> [Written instruction]: Please update the entries from the first one through the line containing "cell-product[interactable]: [4511413404133] Viên", replacing "breadcrumb-parent-link" with "breadcrumb-back-link" and leaving everything else unchanged.

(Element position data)
====
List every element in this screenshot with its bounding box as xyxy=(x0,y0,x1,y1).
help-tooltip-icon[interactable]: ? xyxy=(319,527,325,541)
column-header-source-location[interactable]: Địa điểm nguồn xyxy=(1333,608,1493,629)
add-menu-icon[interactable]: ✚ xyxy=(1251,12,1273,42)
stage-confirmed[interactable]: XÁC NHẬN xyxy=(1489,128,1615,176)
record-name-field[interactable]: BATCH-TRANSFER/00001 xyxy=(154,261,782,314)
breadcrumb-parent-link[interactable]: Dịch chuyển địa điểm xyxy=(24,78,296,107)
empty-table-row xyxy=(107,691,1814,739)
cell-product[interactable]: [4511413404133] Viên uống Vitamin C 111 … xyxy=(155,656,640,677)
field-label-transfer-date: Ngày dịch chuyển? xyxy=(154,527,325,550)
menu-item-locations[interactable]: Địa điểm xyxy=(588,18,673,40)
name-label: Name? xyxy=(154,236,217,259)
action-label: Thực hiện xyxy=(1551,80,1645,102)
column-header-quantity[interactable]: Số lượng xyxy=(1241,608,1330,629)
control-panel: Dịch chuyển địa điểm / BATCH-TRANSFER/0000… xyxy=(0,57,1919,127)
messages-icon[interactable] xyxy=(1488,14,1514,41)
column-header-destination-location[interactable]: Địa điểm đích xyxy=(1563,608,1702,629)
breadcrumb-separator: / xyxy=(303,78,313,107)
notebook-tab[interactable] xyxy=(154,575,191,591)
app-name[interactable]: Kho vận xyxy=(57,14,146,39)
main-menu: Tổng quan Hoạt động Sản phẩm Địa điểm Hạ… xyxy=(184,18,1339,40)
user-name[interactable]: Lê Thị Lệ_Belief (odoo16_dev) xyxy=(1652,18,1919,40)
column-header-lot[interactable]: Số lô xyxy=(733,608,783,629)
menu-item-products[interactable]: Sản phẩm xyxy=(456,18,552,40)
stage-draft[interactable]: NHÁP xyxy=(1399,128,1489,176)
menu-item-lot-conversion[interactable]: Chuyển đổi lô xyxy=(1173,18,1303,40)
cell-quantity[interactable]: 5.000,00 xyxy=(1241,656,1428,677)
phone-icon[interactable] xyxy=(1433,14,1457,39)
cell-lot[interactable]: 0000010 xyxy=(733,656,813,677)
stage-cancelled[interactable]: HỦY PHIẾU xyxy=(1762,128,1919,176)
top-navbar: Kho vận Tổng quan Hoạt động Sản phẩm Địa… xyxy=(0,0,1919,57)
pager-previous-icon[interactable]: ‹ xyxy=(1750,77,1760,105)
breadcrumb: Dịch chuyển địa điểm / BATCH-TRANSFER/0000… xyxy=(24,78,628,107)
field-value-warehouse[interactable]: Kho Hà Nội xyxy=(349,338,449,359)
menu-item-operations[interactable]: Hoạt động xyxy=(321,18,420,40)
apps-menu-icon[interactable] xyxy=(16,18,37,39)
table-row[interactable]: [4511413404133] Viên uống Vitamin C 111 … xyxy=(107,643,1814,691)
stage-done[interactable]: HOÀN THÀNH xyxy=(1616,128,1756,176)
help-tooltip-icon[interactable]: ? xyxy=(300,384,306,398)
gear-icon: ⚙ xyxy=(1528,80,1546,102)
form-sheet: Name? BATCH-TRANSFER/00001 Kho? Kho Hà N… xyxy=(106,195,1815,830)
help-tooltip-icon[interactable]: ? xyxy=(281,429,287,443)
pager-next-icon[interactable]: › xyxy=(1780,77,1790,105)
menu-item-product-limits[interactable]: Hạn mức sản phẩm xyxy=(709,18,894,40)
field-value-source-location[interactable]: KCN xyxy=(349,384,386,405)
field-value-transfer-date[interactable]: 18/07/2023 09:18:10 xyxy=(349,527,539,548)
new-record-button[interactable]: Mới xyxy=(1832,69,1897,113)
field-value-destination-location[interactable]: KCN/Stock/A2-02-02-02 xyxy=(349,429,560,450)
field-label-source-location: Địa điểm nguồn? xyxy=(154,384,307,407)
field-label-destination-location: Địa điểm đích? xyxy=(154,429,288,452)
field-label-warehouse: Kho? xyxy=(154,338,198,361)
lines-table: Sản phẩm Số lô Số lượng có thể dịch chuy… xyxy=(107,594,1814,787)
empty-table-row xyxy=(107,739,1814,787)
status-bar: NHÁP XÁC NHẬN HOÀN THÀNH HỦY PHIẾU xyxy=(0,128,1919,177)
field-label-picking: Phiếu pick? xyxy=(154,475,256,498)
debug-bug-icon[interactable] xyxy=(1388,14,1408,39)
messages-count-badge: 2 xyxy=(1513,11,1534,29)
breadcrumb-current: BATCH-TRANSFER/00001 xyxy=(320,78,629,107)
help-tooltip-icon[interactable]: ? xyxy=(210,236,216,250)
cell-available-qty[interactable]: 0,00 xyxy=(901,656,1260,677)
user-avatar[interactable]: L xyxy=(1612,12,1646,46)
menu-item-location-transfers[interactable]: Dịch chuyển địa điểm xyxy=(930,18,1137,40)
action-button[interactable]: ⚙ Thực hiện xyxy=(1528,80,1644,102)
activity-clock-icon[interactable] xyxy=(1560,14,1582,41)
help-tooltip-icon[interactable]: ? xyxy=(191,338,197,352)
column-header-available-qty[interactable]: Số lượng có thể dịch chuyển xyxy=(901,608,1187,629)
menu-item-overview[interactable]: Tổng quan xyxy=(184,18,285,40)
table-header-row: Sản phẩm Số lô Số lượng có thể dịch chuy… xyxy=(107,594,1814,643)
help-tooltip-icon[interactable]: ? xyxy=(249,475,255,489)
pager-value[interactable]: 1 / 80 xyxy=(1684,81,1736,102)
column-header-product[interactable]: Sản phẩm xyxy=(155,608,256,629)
====
> [Output below]:
List every element in this screenshot with its bounding box as xyxy=(x0,y0,x1,y1).
help-tooltip-icon[interactable]: ? xyxy=(319,527,325,541)
column-header-source-location[interactable]: Địa điểm nguồn xyxy=(1333,608,1493,629)
add-menu-icon[interactable]: ✚ xyxy=(1251,12,1273,42)
stage-confirmed[interactable]: XÁC NHẬN xyxy=(1489,128,1615,176)
record-name-field[interactable]: BATCH-TRANSFER/00001 xyxy=(154,261,782,314)
breadcrumb-back-link[interactable]: Dịch chuyển địa điểm xyxy=(24,78,296,107)
empty-table-row xyxy=(107,691,1814,739)
cell-product[interactable]: [4511413404133] Viên uống Vitamin C 111 … xyxy=(155,656,640,677)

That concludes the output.